Ausgangstext:

▽

Warum wollen Sie einen Untersuchungsausschuss?

Martin Runge: Wir haben es lange Zeit über Anträge, Anfragen und Debatten im Plenum versucht und sind hierbei teilweise auf Mauern des Schweigens gestoßen. Teilweise wurde immer und immer wieder die Unwahrheit gesagt, z.B. in der letzten Sitzung des Rechtsausschusses durch den obersten Steuerbeamten Bayerns. So geht es nicht weiter.

Außerdem war feststellbar, dass Frau Merk eben ganz wichtige Sachen im Landtag ausgelassen hat. Im Landtag bei der Behandlung von Petitionen wurde uns nur ein Teil der Unterlagen zur Verfügung gestellt. Wir müssen feststellen, dass wir mit den üblichen Instrumenten, die uns normalerweise zur Verfügung stehen, wie Anträge und Anfragen, nicht mehr durchkommen.

Sie sagen, Frau Merk habe Sie nicht vollständig informiert.

Martin Runge: Nicht ansatzweise.

Ein Muster wäre ein falsch verstandener Korpsgeist

Wie erklären Sie sich das Verhalten? So ein Verhalten ist doch bestimmt nicht üblich?

Martin Runge: Das ist jetzt ihre Wertung. Ich bin schon von zahlreichen Ministern angelogen worden. Das ist auch nachzuweisen. In einem Fall waren sie so doof und mir wurden die Unterlagen zugeschickt, die eigentlich für den Minister bestimmt waren. Da stand dann drin, weshalb die Unwahrheit gesagt wird und wie gefährlich die Frage ist. Aber hier im Fall Mollath ist es schon massiv geworden.

Nochmal zurück zur Frage. Warum dieses Verhalten?

△

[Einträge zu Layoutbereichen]
▽

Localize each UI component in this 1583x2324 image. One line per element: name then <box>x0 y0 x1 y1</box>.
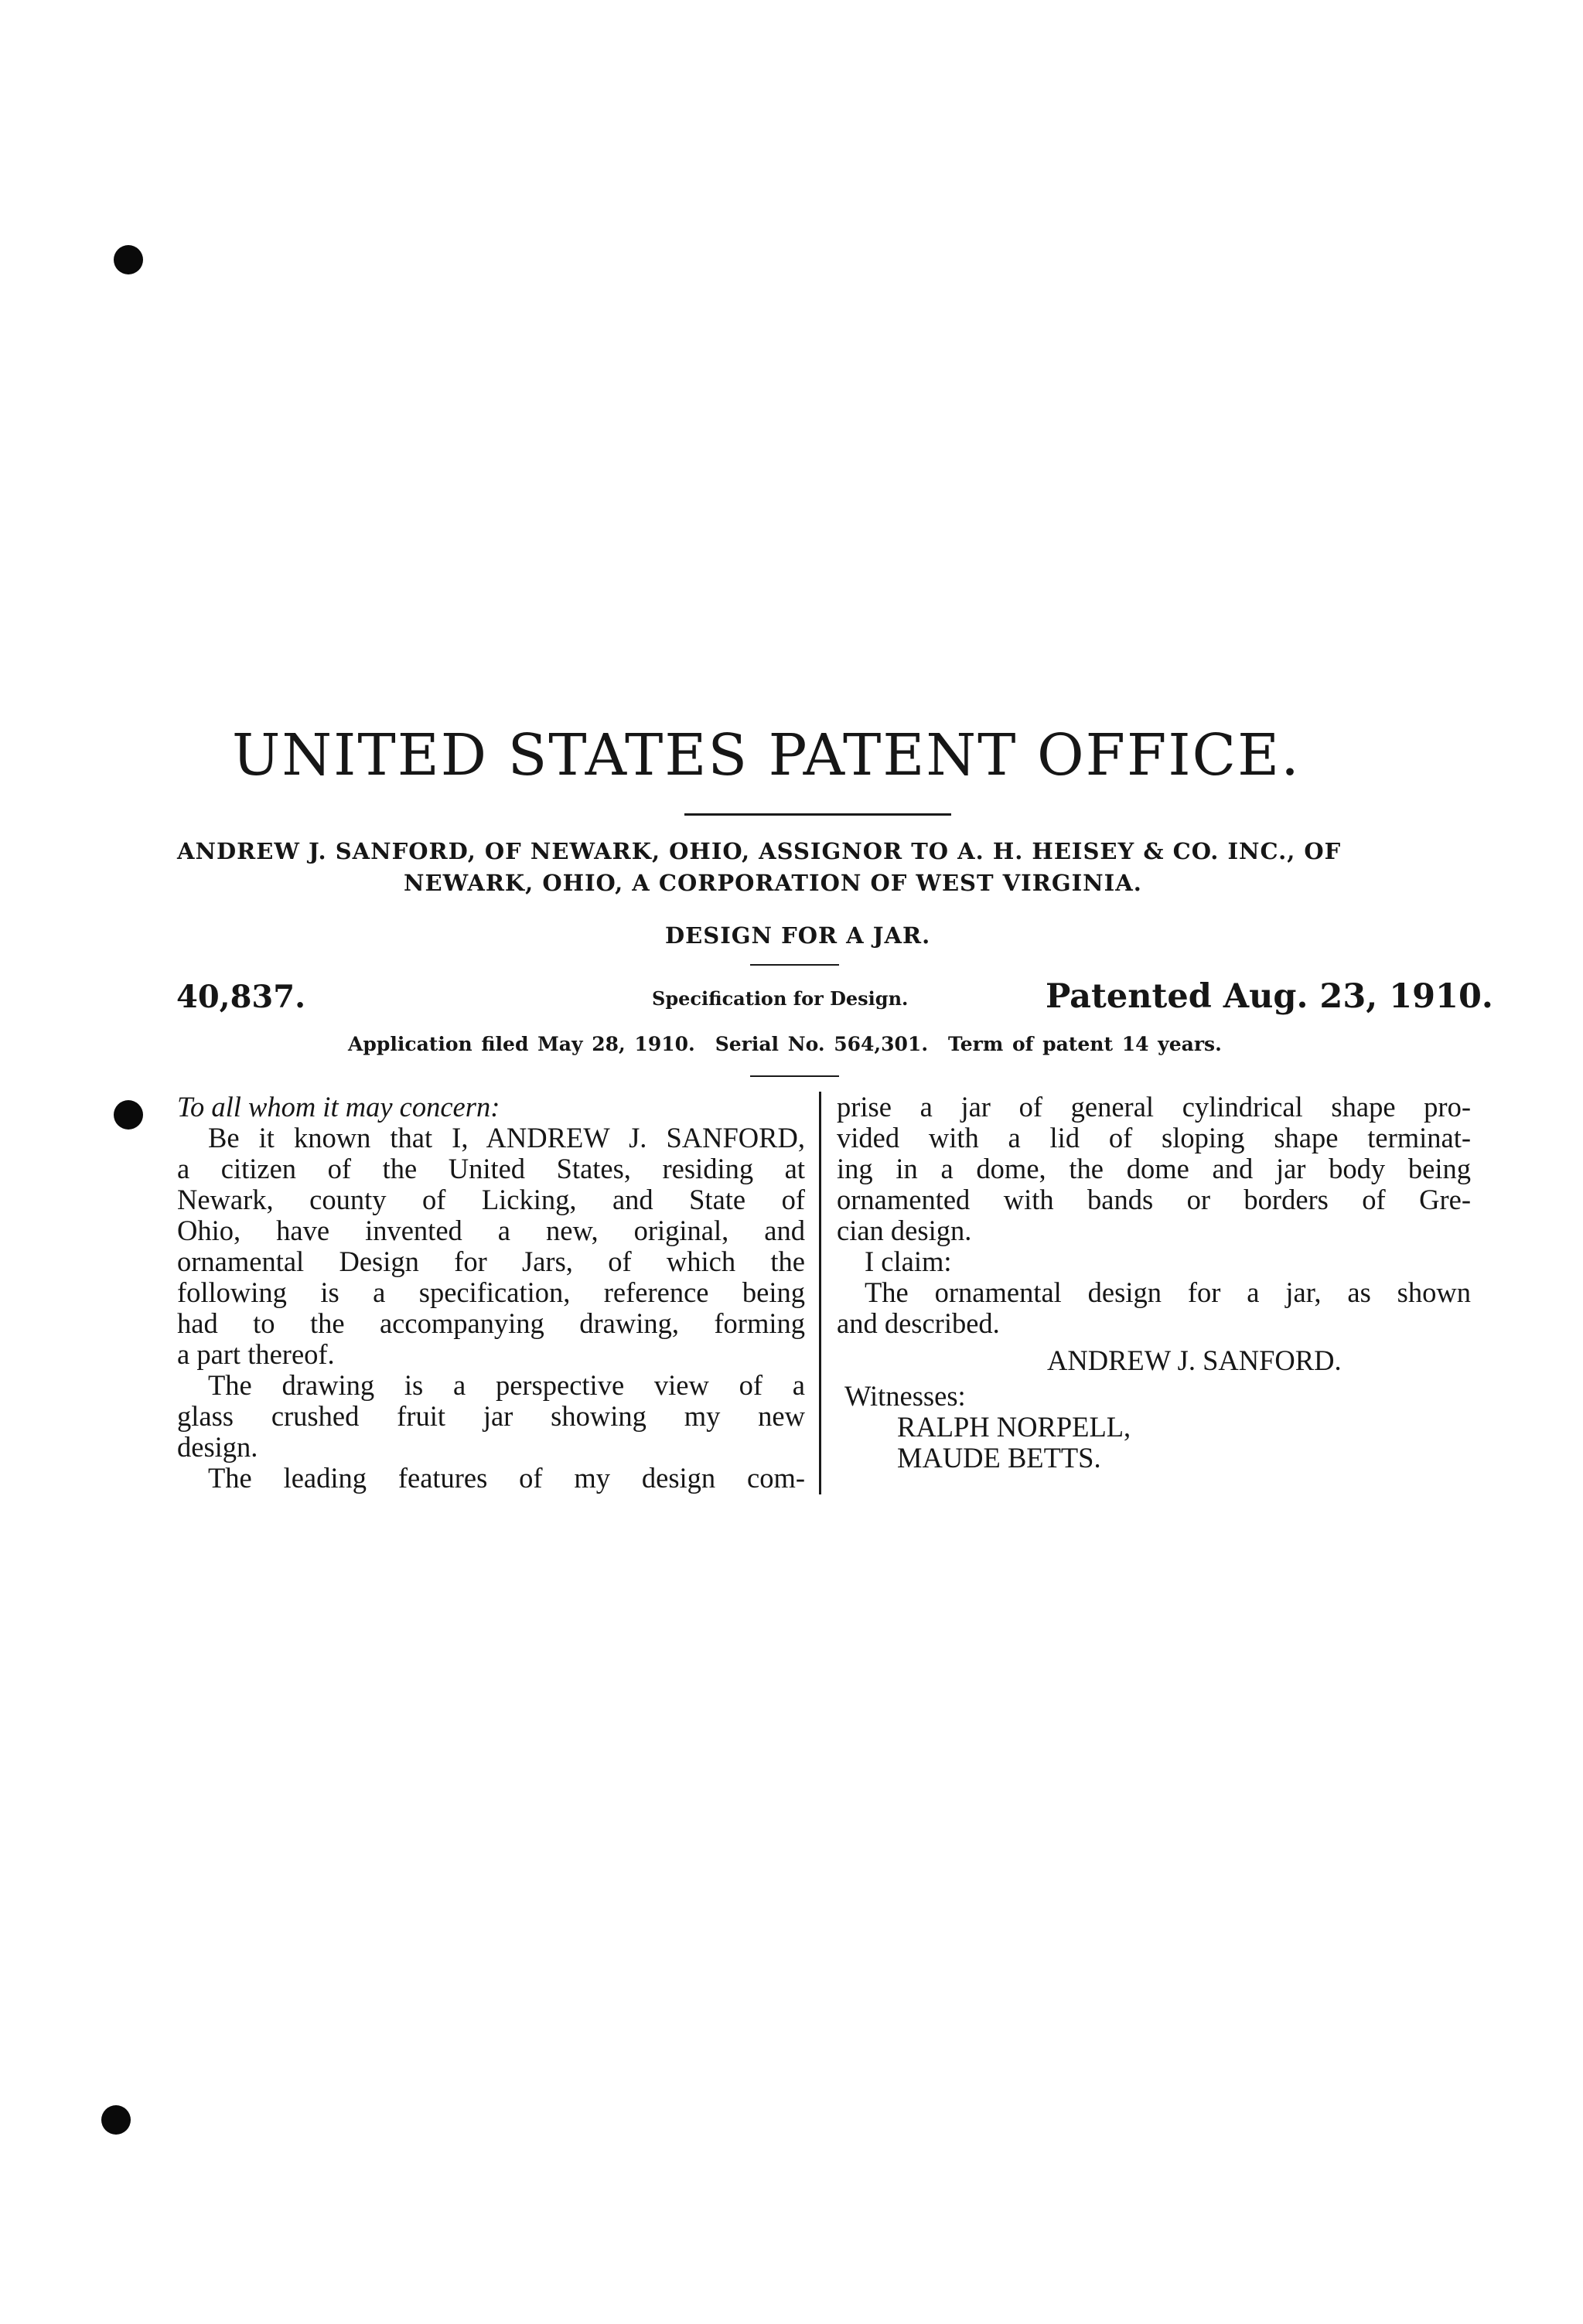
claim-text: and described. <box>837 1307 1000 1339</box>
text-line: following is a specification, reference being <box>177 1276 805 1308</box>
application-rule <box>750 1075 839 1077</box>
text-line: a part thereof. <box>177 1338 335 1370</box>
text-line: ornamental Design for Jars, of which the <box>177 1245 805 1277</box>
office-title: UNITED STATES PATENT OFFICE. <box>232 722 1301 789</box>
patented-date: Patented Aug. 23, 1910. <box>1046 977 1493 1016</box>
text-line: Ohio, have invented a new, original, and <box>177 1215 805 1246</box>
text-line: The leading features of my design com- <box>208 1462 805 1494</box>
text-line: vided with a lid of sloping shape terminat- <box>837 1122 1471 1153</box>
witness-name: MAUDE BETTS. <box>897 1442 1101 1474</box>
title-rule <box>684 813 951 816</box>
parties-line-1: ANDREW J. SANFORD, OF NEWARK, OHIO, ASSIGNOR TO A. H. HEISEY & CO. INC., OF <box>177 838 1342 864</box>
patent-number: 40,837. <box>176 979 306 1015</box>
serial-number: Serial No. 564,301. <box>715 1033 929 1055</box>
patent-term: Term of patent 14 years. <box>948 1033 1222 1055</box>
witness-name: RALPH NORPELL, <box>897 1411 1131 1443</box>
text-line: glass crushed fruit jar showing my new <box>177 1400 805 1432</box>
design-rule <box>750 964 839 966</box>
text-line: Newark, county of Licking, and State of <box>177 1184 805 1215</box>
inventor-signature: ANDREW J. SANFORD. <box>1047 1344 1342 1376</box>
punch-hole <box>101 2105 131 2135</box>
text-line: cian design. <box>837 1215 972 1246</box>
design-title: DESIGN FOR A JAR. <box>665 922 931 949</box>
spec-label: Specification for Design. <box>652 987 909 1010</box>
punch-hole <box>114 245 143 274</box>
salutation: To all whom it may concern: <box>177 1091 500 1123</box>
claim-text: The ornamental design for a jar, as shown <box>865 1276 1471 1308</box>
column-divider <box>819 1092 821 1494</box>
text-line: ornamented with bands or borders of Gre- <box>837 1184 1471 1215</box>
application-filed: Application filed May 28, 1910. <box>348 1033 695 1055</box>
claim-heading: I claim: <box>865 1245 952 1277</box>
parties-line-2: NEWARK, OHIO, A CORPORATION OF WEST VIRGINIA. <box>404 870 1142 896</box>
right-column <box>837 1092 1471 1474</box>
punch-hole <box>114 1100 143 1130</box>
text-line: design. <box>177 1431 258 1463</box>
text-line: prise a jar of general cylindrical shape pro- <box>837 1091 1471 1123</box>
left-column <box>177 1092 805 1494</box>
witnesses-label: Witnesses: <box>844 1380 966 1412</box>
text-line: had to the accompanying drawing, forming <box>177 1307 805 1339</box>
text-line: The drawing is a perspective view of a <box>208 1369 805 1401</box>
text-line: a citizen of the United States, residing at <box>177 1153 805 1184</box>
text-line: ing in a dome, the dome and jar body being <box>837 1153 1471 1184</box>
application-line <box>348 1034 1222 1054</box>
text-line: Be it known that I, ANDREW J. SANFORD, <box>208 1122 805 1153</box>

△

Aufgaben:
[1] Erläutern Sie in ein bis drei Sätzen, warum Martin Runge im Interview zum Untersuchungsausschuss einen solchen Ausschuss fordert.
[2] Wer hat laut Martin Runge im Interview zum Untersuchungsausschuss in der letzten Sitzung des Rechtsausschusses die Unwahrheit gesagt?
Die Zeilen sind eigenständiges Material und gehören nicht zum Interview.

Antworten pro Aufgabe:
[1] Mit Anträgen, Anfragen und Debatten im Plenum sei man teilweise auf Mauern des Schweigens gestoßen, und es sei immer wieder die Unwahrheit gesagt worden. Zudem habe Frau Merk ganz wichtige Sachen im Landtag ausgelassen, und bei der Behandlung von Petitionen sei nur ein Teil der Unterlagen zur Verfügung gestellt worden. Deshalb komme man mit den üblichen Instrumenten nicht mehr durch.

[2] Der oberste Steuerbeamte Bayerns.